▶ **YOUR TASK**
Report every line from the material that contains the word "económicos".

───── INPUT ROWS

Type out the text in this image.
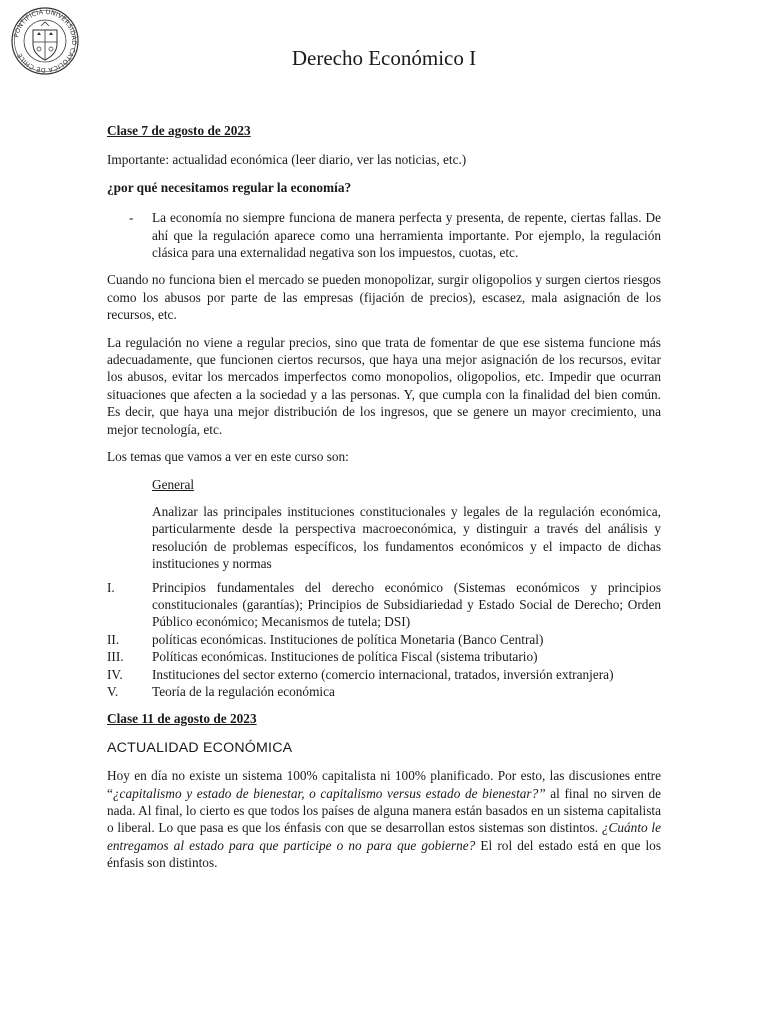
PONTIFICIA UNIVERSIDAD CATÓLICA DE CHILE	Derecho Económico I

Clase 7 de agosto de 2023

Importante: actualidad económica (leer diario, ver las noticias, etc.)

¿por qué necesitamos regular la economía?

- La economía no siempre funciona de manera perfecta y presenta, de repente, ciertas fallas. De ahí que la regulación aparece como una herramienta importante. Por ejemplo, la regulación clásica para una externalidad negativa son los impuestos, cuotas, etc.

Cuando no funciona bien el mercado se pueden monopolizar, surgir oligopolios y surgen ciertos riesgos como los abusos por parte de las empresas (fijación de precios), escasez, mala asignación de los recursos, etc.

La regulación no viene a regular precios, sino que trata de fomentar de que ese sistema funcione más adecuadamente, que funcionen ciertos recursos, que haya una mejor asignación de los recursos, evitar los abusos, evitar los mercados imperfectos como monopolios, oligopolios, etc. Impedir que ocurran situaciones que afecten a la sociedad y a las personas. Y, que cumpla con la finalidad del bien común. Es decir, que haya una mejor distribución de los ingresos, que se genere un mayor crecimiento, una mejor tecnología, etc.

Los temas que vamos a ver en este curso son:

General

Analizar las principales instituciones constitucionales y legales de la regulación económica, particularmente desde la perspectiva macroeconómica, y distinguir a través del análisis y resolución de problemas específicos, los fundamentos económicos y el impacto de dichas instituciones y normas

I.	Principios fundamentales del derecho económico (Sistemas económicos y principios constitucionales (garantías); Principios de Subsidiariedad y Estado Social de Derecho; Orden Público económico; Mecanismos de tutela; DSI)
II. políticas económicas. Instituciones de política Monetaria (Banco Central)
III. Políticas económicas. Instituciones de política Fiscal (sistema tributario)
IV. Instituciones del sector externo (comercio internacional, tratados, inversión extranjera)
V.	Teoría de la regulación económica

Clase 11 de agosto de 2023

ACTUALIDAD ECONÓMICA

Hoy en día no existe un sistema 100% capitalista ni 100% planificado. Por esto, las discusiones entre “¿capitalismo y estado de bienestar, o capitalismo versus estado de bienestar?” al final no sirven de nada. Al final, lo cierto es que todos los países de alguna manera están basados en un sistema capitalista o liberal. Lo que pasa es que los énfasis con que se desarrollan estos sistemas son distintos. ¿Cuánto le entregamos al estado para que participe o no para que gobierne? El rol del estado está en que los énfasis son distintos.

──────────

▶ **RESPONSE FOR THIS EXERCISE**
Analizar las principales instituciones constitucionales y legales de la regulación económica, particularmente desde la perspectiva macroeconómica, y distinguir a través del análisis y resolución de problemas específicos, los fundamentos económicos y el impacto de dichas instituciones y normas
I.	Principios fundamentales del derecho económico (Sistemas económicos y principios constitucionales (garantías); Principios de Subsidiariedad y Estado Social de Derecho; Orden Público económico; Mecanismos de tutela; DSI)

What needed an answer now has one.